===== Input material
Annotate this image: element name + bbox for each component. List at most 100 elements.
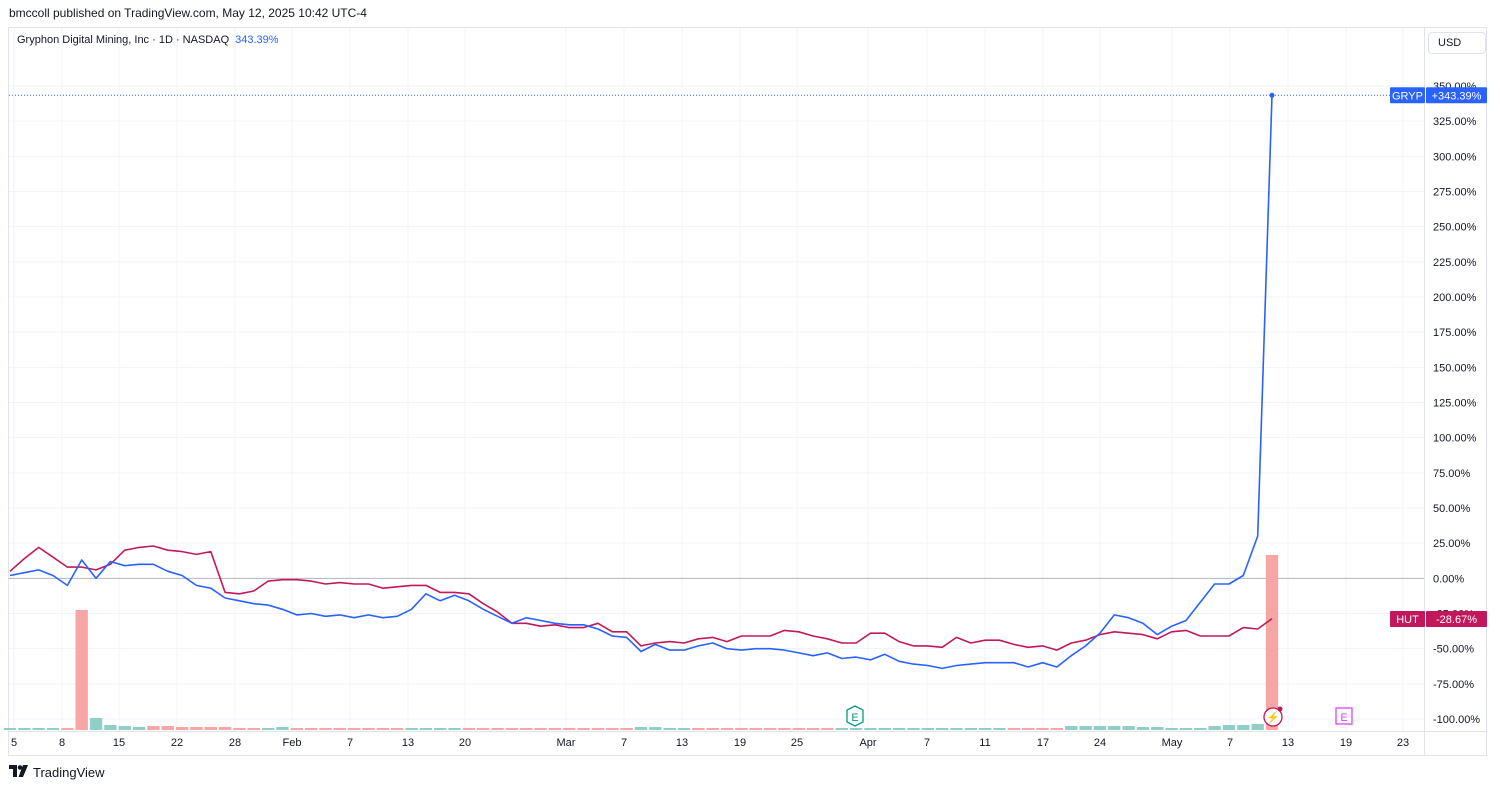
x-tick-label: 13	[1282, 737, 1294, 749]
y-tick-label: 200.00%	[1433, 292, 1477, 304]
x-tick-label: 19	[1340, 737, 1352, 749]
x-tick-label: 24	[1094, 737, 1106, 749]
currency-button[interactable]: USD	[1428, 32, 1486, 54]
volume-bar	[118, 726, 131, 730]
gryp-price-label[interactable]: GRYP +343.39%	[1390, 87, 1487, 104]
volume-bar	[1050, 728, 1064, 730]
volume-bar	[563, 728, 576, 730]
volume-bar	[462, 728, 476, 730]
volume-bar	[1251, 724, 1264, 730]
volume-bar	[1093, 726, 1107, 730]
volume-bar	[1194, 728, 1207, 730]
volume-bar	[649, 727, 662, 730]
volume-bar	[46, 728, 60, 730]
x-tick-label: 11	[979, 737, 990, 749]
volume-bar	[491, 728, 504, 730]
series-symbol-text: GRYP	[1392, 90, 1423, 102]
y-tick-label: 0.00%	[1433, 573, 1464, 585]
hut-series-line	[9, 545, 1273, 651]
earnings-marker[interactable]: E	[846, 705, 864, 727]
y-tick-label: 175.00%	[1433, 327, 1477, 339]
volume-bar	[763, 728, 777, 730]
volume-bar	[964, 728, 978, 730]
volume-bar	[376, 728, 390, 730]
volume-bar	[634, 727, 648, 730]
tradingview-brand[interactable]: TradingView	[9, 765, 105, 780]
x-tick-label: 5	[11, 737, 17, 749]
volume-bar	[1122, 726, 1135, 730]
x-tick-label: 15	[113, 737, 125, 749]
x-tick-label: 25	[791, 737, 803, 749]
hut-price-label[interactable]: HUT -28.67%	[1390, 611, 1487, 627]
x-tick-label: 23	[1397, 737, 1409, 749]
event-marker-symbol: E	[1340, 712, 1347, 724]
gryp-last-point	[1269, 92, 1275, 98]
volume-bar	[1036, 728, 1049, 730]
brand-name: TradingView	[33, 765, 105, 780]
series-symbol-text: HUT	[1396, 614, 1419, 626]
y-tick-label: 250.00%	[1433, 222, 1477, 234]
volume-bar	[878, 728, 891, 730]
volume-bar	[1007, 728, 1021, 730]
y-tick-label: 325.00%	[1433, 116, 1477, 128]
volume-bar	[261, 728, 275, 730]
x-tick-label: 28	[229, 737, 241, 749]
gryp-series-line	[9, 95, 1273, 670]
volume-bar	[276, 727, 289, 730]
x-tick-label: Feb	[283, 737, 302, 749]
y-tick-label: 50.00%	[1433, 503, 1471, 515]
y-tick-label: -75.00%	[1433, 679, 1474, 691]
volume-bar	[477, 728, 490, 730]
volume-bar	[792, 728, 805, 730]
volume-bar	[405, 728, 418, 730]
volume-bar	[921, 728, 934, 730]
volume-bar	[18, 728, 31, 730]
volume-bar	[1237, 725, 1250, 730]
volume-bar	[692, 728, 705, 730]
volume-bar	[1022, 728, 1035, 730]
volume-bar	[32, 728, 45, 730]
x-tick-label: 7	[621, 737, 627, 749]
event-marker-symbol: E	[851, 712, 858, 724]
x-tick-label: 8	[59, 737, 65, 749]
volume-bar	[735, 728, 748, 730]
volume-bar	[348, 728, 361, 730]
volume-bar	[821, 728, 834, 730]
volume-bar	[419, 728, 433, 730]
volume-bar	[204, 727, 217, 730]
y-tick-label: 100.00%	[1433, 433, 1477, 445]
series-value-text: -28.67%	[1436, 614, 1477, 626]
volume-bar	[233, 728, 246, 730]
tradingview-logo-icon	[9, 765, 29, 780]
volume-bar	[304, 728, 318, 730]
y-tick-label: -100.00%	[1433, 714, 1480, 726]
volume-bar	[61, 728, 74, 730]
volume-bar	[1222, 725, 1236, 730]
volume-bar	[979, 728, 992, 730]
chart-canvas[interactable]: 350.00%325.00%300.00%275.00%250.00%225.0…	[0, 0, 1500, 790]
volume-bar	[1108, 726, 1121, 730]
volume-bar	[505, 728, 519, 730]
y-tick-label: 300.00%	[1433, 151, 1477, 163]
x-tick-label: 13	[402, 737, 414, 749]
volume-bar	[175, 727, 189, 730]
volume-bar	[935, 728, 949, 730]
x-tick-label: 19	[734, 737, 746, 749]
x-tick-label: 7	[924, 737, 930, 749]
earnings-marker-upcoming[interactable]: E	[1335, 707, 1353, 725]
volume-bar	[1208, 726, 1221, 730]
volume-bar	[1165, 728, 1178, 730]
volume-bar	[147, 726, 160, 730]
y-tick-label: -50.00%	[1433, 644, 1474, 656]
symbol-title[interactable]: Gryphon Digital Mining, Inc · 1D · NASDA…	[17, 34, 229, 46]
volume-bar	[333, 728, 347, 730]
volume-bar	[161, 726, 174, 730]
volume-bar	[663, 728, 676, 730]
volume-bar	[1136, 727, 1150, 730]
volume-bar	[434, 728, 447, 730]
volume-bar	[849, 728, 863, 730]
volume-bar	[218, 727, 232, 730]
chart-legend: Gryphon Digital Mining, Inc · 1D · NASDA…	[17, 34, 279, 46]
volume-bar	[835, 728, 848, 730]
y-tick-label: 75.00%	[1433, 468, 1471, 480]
==========
● Problem to work on
Gather every line of the records above that contains the string "brand", matching case exactly, and copy each one.

● Expected output
tradingview-brand[interactable]: TradingView	[9, 765, 105, 780]
brand-name: TradingView	[33, 765, 105, 780]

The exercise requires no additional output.